■ Set exercise ■
In full and without deviation, write out the entries that follow.
— START OF Dataset extract —
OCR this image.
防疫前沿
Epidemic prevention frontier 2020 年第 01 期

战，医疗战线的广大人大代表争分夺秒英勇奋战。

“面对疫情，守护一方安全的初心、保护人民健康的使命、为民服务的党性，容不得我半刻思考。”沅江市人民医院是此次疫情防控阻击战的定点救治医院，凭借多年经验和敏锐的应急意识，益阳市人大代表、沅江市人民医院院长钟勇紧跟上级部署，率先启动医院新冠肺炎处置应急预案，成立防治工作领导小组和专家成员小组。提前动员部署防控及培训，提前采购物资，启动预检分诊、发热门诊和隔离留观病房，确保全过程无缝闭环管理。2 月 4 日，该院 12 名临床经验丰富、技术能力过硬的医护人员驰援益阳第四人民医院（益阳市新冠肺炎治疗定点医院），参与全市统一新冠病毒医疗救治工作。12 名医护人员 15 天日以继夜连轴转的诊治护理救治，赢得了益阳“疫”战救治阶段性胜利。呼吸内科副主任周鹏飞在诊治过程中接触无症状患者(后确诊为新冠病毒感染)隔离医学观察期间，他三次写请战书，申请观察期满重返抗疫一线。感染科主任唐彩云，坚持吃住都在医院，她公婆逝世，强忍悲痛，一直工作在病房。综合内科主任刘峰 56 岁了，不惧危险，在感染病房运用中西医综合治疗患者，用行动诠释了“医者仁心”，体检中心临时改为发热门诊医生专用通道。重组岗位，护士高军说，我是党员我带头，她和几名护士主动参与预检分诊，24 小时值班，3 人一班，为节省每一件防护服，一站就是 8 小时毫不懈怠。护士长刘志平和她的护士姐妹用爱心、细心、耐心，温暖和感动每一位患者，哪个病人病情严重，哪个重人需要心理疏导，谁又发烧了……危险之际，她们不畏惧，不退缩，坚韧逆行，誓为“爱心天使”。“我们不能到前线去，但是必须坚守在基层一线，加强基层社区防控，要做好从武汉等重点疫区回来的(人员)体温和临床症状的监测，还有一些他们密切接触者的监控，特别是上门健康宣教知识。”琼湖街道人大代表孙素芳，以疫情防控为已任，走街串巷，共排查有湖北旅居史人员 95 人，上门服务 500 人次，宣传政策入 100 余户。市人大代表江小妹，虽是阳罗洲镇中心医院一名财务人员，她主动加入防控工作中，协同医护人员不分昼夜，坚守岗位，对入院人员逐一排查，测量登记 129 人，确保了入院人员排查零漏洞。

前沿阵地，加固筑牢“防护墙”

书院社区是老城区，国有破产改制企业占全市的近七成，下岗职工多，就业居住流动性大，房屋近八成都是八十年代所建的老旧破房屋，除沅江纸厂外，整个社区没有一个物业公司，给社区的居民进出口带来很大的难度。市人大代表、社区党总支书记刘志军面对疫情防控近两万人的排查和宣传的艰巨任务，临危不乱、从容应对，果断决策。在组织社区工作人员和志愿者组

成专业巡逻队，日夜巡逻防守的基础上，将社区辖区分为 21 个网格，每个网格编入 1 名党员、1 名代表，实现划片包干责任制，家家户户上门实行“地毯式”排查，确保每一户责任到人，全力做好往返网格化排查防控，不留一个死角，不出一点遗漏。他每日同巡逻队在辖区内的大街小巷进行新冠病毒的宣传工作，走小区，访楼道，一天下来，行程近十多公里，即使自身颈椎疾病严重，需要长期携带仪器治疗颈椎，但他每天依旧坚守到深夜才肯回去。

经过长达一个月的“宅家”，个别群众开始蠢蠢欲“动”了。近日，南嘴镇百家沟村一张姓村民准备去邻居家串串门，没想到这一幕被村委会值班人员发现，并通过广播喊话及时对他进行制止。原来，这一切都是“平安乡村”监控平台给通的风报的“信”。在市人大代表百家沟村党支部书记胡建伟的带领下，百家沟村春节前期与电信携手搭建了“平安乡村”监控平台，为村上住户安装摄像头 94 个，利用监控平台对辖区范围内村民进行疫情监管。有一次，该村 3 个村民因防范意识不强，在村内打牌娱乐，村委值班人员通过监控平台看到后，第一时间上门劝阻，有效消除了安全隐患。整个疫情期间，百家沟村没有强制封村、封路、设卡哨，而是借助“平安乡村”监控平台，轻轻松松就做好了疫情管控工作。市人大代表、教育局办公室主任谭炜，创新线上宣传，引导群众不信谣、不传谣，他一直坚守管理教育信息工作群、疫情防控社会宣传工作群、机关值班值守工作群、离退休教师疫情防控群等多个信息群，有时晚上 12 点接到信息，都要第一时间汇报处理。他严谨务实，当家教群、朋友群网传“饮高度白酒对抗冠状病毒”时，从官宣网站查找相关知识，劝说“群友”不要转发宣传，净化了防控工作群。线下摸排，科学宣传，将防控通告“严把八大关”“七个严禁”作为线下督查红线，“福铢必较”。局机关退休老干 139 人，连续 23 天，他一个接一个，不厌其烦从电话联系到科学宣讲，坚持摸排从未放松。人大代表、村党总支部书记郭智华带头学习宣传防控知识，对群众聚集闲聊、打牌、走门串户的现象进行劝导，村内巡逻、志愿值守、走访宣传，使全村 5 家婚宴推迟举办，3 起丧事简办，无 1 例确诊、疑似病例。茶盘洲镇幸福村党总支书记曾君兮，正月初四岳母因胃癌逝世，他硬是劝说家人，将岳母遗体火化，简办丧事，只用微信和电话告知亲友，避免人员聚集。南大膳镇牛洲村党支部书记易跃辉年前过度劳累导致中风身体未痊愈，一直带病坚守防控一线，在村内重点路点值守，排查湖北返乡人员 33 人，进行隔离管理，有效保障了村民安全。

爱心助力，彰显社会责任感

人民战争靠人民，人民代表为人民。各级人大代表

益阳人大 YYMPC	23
— END OF Dataset extract —
■ Reply ■
OCR this image.
防疫前沿
Epidemic prevention frontier 2020 年第 01 期

战，医疗战线的广大人大代表争分夺秒英勇奋战。

“面对疫情，守护一方安全的初心、保护人民健康的使命、为民服务的党性，容不得我半刻思考。”沅江市人民医院是此次疫情防控阻击战的定点救治医院，凭借多年经验和敏锐的应急意识，益阳市人大代表、沅江市人民医院院长钟勇紧跟上级部署，率先启动医院新冠肺炎处置应急预案，成立防治工作领导小组和专家成员小组。提前动员部署防控及培训，提前采购物资，启动预检分诊、发热门诊和隔离留观病房，确保全过程无缝闭环管理。2 月 4 日，该院 12 名临床经验丰富、技术能力过硬的医护人员驰援益阳第四人民医院（益阳市新冠肺炎治疗定点医院），参与全市统一新冠病毒医疗救治工作。12 名医护人员 15 天日以继夜连轴转的诊治护理救治，赢得了益阳“疫”战救治阶段性胜利。呼吸内科副主任周鹏飞在诊治过程中接触无症状患者(后确诊为新冠病毒感染)隔离医学观察期间，他三次写请战书，申请观察期满重返抗疫一线。感染科主任唐彩云，坚持吃住都在医院，她公婆逝世，强忍悲痛，一直工作在病房。综合内科主任刘峰 56 岁了，不惧危险，在感染病房运用中西医综合治疗患者，用行动诠释了“医者仁心”，体检中心临时改为发热门诊医生专用通道。重组岗位，护士高军说，我是党员我带头，她和几名护士主动参与预检分诊，24 小时值班，3 人一班，为节省每一件防护服，一站就是 8 小时毫不懈怠。护士长刘志平和她的护士姐妹用爱心、细心、耐心，温暖和感动每一位患者，哪个病人病情严重，哪个重人需要心理疏导，谁又发烧了……危险之际，她们不畏惧，不退缩，坚韧逆行，誓为“爱心天使”。“我们不能到前线去，但是必须坚守在基层一线，加强基层社区防控，要做好从武汉等重点疫区回来的(人员)体温和临床症状的监测，还有一些他们密切接触者的监控，特别是上门健康宣教知识。”琼湖街道人大代表孙素芳，以疫情防控为已任，走街串巷，共排查有湖北旅居史人员 95 人，上门服务 500 人次，宣传政策入 100 余户。市人大代表江小妹，虽是阳罗洲镇中心医院一名财务人员，她主动加入防控工作中，协同医护人员不分昼夜，坚守岗位，对入院人员逐一排查，测量登记 129 人，确保了入院人员排查零漏洞。

前沿阵地，加固筑牢“防护墙”

书院社区是老城区，国有破产改制企业占全市的近七成，下岗职工多，就业居住流动性大，房屋近八成都是八十年代所建的老旧破房屋，除沅江纸厂外，整个社区没有一个物业公司，给社区的居民进出口带来很大的难度。市人大代表、社区党总支书记刘志军面对疫情防控近两万人的排查和宣传的艰巨任务，临危不乱、从容应对，果断决策。在组织社区工作人员和志愿者组

成专业巡逻队，日夜巡逻防守的基础上，将社区辖区分为 21 个网格，每个网格编入 1 名党员、1 名代表，实现划片包干责任制，家家户户上门实行“地毯式”排查，确保每一户责任到人，全力做好往返网格化排查防控，不留一个死角，不出一点遗漏。他每日同巡逻队在辖区内的大街小巷进行新冠病毒的宣传工作，走小区，访楼道，一天下来，行程近十多公里，即使自身颈椎疾病严重，需要长期携带仪器治疗颈椎，但他每天依旧坚守到深夜才肯回去。

经过长达一个月的“宅家”，个别群众开始蠢蠢欲“动”了。近日，南嘴镇百家沟村一张姓村民准备去邻居家串串门，没想到这一幕被村委会值班人员发现，并通过广播喊话及时对他进行制止。原来，这一切都是“平安乡村”监控平台给通的风报的“信”。在市人大代表百家沟村党支部书记胡建伟的带领下，百家沟村春节前期与电信携手搭建了“平安乡村”监控平台，为村上住户安装摄像头 94 个，利用监控平台对辖区范围内村民进行疫情监管。有一次，该村 3 个村民因防范意识不强，在村内打牌娱乐，村委值班人员通过监控平台看到后，第一时间上门劝阻，有效消除了安全隐患。整个疫情期间，百家沟村没有强制封村、封路、设卡哨，而是借助“平安乡村”监控平台，轻轻松松就做好了疫情管控工作。市人大代表、教育局办公室主任谭炜，创新线上宣传，引导群众不信谣、不传谣，他一直坚守管理教育信息工作群、疫情防控社会宣传工作群、机关值班值守工作群、离退休教师疫情防控群等多个信息群，有时晚上 12 点接到信息，都要第一时间汇报处理。他严谨务实，当家教群、朋友群网传“饮高度白酒对抗冠状病毒”时，从官宣网站查找相关知识，劝说“群友”不要转发宣传，净化了防控工作群。线下摸排，科学宣传，将防控通告“严把八大关”“七个严禁”作为线下督查红线，“福铢必较”。局机关退休老干 139 人，连续 23 天，他一个接一个，不厌其烦从电话联系到科学宣讲，坚持摸排从未放松。人大代表、村党总支部书记郭智华带头学习宣传防控知识，对群众聚集闲聊、打牌、走门串户的现象进行劝导，村内巡逻、志愿值守、走访宣传，使全村 5 家婚宴推迟举办，3 起丧事简办，无 1 例确诊、疑似病例。茶盘洲镇幸福村党总支书记曾君兮，正月初四岳母因胃癌逝世，他硬是劝说家人，将岳母遗体火化，简办丧事，只用微信和电话告知亲友，避免人员聚集。南大膳镇牛洲村党支部书记易跃辉年前过度劳累导致中风身体未痊愈，一直带病坚守防控一线，在村内重点路点值守，排查湖北返乡人员 33 人，进行隔离管理，有效保障了村民安全。

爱心助力，彰显社会责任感

人民战争靠人民，人民代表为人民。各级人大代表

益阳人大 YYMPC	23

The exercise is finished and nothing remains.